[A block of data]
════
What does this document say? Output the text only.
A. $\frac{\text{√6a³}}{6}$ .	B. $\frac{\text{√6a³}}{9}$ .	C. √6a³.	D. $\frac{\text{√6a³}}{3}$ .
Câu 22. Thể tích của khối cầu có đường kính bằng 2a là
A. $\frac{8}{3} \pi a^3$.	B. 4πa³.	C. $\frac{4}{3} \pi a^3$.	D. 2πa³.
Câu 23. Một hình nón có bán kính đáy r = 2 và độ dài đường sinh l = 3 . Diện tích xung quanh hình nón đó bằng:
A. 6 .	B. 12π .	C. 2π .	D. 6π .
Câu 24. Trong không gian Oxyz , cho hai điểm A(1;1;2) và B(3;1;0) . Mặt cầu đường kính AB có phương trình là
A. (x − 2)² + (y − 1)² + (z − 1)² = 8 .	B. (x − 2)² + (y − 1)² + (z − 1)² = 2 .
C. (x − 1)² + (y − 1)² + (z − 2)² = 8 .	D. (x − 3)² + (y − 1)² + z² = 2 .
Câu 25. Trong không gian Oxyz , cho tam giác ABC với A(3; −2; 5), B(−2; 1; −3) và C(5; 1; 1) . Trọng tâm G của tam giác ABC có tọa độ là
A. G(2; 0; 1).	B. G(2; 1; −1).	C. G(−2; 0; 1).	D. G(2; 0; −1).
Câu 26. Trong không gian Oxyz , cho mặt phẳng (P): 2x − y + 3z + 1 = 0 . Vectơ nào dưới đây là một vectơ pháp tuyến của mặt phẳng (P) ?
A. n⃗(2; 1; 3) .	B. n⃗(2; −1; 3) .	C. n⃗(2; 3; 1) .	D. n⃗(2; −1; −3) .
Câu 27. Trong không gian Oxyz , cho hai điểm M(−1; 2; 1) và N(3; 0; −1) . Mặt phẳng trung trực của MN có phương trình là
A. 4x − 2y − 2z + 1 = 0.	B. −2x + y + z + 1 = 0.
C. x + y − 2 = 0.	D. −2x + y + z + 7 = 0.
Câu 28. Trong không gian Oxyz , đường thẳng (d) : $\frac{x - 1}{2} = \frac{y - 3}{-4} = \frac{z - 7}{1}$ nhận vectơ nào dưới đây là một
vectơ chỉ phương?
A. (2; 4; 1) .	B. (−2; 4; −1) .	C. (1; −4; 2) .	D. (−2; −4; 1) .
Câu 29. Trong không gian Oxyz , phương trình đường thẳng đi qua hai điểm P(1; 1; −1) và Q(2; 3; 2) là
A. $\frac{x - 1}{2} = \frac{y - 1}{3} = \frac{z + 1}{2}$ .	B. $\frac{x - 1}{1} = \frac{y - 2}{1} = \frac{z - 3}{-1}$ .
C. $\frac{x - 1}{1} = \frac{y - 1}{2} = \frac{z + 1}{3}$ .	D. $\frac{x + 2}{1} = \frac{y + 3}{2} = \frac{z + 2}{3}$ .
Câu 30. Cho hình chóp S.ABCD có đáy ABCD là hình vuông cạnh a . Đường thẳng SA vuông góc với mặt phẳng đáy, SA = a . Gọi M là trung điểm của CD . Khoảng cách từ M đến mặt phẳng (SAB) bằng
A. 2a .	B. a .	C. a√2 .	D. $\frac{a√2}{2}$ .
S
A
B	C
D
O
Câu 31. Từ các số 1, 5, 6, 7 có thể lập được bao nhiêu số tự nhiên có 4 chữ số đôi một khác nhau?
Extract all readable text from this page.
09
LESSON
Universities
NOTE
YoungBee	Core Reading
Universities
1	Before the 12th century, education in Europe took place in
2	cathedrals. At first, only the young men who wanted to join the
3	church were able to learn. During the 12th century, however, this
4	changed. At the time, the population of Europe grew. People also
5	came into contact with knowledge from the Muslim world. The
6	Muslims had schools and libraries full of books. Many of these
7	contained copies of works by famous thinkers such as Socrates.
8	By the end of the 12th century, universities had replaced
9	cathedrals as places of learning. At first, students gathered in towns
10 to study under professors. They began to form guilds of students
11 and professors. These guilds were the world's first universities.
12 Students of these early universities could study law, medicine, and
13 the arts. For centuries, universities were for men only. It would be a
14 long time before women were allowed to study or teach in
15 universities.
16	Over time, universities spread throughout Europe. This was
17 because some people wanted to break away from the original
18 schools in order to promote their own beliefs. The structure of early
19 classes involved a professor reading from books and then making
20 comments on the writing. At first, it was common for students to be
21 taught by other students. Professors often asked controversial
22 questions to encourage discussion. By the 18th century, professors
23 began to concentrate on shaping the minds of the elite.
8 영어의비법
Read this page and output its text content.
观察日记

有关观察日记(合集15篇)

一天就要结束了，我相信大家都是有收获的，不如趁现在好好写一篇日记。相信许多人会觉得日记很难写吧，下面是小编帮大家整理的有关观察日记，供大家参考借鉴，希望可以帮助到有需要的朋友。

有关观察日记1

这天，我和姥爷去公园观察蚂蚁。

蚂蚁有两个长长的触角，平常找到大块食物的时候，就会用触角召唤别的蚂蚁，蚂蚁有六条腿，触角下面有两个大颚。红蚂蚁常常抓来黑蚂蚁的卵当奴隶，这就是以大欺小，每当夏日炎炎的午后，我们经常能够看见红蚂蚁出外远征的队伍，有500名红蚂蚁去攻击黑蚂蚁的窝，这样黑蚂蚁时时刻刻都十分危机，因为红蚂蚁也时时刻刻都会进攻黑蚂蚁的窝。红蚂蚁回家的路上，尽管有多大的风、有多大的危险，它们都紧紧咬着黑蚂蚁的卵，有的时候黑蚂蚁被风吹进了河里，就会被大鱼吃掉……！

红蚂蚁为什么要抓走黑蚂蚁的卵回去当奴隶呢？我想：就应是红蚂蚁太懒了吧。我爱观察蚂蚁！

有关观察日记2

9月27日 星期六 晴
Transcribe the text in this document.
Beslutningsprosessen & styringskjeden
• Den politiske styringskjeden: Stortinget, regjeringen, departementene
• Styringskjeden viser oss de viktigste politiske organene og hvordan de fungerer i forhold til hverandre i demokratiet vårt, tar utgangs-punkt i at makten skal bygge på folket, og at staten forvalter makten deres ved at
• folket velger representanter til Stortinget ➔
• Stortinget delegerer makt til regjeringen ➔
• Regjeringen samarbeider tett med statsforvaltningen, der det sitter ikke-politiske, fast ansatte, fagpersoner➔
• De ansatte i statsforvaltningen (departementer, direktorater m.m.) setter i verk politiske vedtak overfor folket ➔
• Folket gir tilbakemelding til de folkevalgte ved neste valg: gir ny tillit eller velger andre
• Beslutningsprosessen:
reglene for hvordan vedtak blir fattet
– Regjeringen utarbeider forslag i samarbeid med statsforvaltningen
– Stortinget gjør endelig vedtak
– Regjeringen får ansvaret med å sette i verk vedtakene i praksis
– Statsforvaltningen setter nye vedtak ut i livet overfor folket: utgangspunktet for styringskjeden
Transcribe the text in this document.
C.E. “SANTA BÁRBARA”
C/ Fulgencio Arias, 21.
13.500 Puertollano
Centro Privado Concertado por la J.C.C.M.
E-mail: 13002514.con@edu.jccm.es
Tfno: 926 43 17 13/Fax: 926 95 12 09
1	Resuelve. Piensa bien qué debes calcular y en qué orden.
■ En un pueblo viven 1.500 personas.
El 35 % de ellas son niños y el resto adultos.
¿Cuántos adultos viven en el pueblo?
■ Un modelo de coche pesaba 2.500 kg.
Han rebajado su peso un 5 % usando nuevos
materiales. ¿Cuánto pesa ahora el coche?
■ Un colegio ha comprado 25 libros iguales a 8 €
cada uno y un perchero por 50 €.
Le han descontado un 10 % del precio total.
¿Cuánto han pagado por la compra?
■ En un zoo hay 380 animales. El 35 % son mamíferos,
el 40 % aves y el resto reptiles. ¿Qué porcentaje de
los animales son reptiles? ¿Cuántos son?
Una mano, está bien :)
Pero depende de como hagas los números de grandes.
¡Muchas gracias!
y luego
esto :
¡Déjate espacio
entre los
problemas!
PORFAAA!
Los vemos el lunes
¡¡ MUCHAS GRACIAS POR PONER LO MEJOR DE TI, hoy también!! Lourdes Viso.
════
INSTRUCTIONS TO FOLLOW —
Using the listing, say how many lines include the word "first", and add nothing else.

RESULT OF THIS EXERCISE —
4